▶ What the task asks
Starting from the line containing "Decode this image", write out every remaining line exactly, the last one included.
Start of Rows
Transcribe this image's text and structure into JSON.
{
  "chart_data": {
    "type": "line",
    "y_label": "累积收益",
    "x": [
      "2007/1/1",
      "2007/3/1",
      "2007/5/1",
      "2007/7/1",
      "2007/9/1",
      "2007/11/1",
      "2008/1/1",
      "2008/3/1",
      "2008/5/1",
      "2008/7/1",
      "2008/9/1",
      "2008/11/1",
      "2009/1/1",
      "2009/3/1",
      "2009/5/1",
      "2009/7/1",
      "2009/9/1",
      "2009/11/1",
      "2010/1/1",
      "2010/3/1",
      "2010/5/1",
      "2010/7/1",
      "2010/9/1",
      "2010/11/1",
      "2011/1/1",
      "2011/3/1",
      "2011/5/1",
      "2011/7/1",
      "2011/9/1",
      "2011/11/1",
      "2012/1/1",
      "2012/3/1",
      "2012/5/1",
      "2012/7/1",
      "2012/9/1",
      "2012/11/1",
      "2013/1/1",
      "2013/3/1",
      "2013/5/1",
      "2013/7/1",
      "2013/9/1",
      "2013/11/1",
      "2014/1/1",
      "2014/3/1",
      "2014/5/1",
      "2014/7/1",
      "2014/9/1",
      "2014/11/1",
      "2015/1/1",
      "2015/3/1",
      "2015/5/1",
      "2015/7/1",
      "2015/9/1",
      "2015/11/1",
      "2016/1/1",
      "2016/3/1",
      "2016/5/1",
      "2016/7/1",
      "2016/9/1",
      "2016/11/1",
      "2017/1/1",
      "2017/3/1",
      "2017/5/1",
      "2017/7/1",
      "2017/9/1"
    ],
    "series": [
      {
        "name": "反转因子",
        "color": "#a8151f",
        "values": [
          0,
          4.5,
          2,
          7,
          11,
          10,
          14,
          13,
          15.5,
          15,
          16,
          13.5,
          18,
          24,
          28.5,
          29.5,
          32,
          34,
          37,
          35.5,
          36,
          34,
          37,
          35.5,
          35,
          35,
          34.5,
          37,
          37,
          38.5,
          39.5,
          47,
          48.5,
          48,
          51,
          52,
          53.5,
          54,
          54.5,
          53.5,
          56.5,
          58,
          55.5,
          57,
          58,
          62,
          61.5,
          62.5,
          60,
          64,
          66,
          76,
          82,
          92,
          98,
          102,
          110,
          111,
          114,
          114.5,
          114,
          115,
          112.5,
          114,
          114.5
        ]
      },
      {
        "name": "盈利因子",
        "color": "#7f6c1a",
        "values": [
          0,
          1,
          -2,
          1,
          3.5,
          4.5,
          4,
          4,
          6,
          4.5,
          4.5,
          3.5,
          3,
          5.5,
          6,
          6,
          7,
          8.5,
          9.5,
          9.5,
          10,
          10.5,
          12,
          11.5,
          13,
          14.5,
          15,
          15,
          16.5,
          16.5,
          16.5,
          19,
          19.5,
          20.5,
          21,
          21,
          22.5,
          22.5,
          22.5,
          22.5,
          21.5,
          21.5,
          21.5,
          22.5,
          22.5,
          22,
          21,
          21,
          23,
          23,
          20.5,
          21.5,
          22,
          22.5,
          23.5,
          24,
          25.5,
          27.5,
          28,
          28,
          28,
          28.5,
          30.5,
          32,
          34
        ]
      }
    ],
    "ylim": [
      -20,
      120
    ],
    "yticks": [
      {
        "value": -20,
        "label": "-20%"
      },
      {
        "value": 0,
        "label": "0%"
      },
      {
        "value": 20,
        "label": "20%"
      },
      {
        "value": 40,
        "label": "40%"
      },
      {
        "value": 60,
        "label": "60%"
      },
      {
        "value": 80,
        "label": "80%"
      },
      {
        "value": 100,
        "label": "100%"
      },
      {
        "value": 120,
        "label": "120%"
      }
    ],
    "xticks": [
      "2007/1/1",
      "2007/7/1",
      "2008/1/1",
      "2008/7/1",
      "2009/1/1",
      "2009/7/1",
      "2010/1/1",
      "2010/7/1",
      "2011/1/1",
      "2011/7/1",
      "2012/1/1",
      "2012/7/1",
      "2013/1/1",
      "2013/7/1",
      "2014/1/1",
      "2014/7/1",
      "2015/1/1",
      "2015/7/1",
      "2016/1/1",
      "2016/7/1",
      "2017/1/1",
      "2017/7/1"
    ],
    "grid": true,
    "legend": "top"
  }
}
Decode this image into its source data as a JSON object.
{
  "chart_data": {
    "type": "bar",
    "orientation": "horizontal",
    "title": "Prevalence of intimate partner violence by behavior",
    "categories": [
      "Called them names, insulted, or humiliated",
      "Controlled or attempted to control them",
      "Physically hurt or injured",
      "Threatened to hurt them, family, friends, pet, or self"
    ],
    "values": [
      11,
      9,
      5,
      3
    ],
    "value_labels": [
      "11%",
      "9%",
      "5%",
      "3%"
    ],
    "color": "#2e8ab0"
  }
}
End of Rows
▶ Solution for this problem
Decode this image into its source data as a JSON object.
{
  "chart_data": {
    "type": "bar",
    "orientation": "horizontal",
    "title": "Prevalence of intimate partner violence by behavior",
    "categories": [
      "Called them names, insulted, or humiliated",
      "Controlled or attempted to control them",
      "Physically hurt or injured",
      "Threatened to hurt them, family, friends, pet, or self"
    ],
    "values": [
      11,
      9,
      5,
      3
    ],
    "value_labels": [
      "11%",
      "9%",
      "5%",
      "3%"
    ],
    "color": "#2e8ab0"
  }
}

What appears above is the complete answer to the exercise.